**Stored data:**
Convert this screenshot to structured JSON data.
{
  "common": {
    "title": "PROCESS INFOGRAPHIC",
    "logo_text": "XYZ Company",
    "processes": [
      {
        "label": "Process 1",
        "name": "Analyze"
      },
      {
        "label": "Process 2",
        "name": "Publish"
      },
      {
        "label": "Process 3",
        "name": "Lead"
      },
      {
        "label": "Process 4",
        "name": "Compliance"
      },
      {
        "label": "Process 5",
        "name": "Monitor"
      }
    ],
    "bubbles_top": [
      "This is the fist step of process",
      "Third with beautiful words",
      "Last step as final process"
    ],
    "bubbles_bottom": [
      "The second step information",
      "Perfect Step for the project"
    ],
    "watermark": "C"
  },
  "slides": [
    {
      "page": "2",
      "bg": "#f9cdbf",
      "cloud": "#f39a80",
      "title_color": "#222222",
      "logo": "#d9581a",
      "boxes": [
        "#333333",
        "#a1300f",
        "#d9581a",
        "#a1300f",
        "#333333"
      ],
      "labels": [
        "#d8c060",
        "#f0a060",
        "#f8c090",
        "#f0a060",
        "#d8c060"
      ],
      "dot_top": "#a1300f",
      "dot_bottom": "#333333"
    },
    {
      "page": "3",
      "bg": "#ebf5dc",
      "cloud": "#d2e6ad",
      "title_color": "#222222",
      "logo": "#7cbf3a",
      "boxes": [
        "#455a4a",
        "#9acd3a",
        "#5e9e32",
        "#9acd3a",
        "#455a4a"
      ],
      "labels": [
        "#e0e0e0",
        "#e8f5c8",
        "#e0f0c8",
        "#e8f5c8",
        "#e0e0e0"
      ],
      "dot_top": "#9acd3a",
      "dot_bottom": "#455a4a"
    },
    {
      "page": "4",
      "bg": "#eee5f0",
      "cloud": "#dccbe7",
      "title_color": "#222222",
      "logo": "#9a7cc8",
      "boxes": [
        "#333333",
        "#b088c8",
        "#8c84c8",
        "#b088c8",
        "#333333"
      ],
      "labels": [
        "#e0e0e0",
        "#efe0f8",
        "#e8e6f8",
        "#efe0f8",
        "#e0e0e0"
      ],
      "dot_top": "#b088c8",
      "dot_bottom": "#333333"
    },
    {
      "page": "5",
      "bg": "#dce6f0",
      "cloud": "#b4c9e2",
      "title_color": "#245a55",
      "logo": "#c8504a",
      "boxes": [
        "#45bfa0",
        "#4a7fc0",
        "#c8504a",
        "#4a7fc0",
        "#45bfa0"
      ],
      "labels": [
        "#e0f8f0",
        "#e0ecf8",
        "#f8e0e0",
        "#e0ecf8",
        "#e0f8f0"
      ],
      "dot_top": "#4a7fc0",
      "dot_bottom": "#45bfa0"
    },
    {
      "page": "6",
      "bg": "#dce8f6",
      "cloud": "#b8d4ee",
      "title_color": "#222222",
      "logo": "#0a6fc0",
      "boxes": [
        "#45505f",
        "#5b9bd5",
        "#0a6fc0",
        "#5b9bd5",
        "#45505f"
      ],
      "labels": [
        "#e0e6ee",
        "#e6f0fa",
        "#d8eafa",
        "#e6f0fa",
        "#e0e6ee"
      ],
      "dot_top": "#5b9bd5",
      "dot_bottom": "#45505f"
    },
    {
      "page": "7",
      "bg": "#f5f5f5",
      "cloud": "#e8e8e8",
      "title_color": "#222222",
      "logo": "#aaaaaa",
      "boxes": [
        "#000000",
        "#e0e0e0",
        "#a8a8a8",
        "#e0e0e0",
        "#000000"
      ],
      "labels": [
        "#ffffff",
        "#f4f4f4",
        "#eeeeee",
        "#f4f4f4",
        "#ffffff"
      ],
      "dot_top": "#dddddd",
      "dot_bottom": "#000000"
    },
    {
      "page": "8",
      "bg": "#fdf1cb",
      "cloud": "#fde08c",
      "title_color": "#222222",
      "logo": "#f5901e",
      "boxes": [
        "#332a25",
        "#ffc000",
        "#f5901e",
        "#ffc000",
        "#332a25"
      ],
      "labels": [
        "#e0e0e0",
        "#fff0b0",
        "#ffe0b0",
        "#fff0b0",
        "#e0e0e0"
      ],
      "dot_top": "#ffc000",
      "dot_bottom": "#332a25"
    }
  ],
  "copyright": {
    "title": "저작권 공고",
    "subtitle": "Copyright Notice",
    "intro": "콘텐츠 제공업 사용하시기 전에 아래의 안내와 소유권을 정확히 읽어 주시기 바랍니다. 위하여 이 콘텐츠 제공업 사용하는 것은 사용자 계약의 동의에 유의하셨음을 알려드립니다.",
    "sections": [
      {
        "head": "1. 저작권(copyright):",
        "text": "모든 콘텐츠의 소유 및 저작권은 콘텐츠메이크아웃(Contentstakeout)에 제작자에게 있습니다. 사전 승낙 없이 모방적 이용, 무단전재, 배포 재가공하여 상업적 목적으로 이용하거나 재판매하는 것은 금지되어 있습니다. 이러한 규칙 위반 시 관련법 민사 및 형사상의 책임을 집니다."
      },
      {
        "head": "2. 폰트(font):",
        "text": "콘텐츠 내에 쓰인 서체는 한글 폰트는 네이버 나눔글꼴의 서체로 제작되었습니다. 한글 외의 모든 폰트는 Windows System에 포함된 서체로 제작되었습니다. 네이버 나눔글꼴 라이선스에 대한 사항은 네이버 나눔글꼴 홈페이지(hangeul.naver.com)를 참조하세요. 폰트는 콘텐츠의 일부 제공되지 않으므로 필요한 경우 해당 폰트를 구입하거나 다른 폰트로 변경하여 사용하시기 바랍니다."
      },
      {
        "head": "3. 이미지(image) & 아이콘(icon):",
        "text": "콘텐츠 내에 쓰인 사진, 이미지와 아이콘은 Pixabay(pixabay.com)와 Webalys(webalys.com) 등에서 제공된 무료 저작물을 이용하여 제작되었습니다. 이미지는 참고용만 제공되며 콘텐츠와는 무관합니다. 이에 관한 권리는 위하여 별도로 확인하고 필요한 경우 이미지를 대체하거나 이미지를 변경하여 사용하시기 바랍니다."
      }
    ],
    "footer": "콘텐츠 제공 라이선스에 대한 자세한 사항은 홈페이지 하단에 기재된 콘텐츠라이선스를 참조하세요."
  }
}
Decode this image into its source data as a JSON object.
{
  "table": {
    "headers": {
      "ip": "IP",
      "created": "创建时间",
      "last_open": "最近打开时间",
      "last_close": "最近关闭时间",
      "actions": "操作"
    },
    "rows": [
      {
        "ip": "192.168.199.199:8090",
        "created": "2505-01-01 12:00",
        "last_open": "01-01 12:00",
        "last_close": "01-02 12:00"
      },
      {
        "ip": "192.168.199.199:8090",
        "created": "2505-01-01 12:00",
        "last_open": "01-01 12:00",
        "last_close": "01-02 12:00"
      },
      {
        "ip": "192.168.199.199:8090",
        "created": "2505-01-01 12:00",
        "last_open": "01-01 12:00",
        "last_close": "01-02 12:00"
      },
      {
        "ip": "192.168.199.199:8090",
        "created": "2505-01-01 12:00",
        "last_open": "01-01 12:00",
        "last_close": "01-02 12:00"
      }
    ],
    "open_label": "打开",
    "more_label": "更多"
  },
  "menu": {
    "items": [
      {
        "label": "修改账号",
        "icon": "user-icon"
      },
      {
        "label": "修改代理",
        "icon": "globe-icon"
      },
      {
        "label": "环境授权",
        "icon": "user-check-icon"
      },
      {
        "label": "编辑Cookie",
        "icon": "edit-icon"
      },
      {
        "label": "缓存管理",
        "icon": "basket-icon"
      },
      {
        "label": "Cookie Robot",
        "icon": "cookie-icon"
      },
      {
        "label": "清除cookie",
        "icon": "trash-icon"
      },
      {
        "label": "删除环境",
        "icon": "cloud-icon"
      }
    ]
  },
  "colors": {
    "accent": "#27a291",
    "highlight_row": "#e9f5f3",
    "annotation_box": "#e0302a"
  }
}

**WHAT TO DO:** Reproduce only the lines running from the one with "Decode this image" through the final line of the listing above, both ends included.

**RESULT:**
Decode this image into its source data as a JSON object.
{
  "table": {
    "headers": {
      "ip": "IP",
      "created": "创建时间",
      "last_open": "最近打开时间",
      "last_close": "最近关闭时间",
      "actions": "操作"
    },
    "rows": [
      {
        "ip": "192.168.199.199:8090",
        "created": "2505-01-01 12:00",
        "last_open": "01-01 12:00",
        "last_close": "01-02 12:00"
      },
      {
        "ip": "192.168.199.199:8090",
        "created": "2505-01-01 12:00",
        "last_open": "01-01 12:00",
        "last_close": "01-02 12:00"
      },
      {
        "ip": "192.168.199.199:8090",
        "created": "2505-01-01 12:00",
        "last_open": "01-01 12:00",
        "last_close": "01-02 12:00"
      },
      {
        "ip": "192.168.199.199:8090",
        "created": "2505-01-01 12:00",
        "last_open": "01-01 12:00",
        "last_close": "01-02 12:00"
      }
    ],
    "open_label": "打开",
    "more_label": "更多"
  },
  "menu": {
    "items": [
      {
        "label": "修改账号",
        "icon": "user-icon"
      },
      {
        "label": "修改代理",
        "icon": "globe-icon"
      },
      {
        "label": "环境授权",
        "icon": "user-check-icon"
      },
      {
        "label": "编辑Cookie",
        "icon": "edit-icon"
      },
      {
        "label": "缓存管理",
        "icon": "basket-icon"
      },
      {
        "label": "Cookie Robot",
        "icon": "cookie-icon"
      },
      {
        "label": "清除cookie",
        "icon": "trash-icon"
      },
      {
        "label": "删除环境",
        "icon": "cloud-icon"
      }
    ]
  },
  "colors": {
    "accent": "#27a291",
    "highlight_row": "#e9f5f3",
    "annotation_box": "#e0302a"
  }
}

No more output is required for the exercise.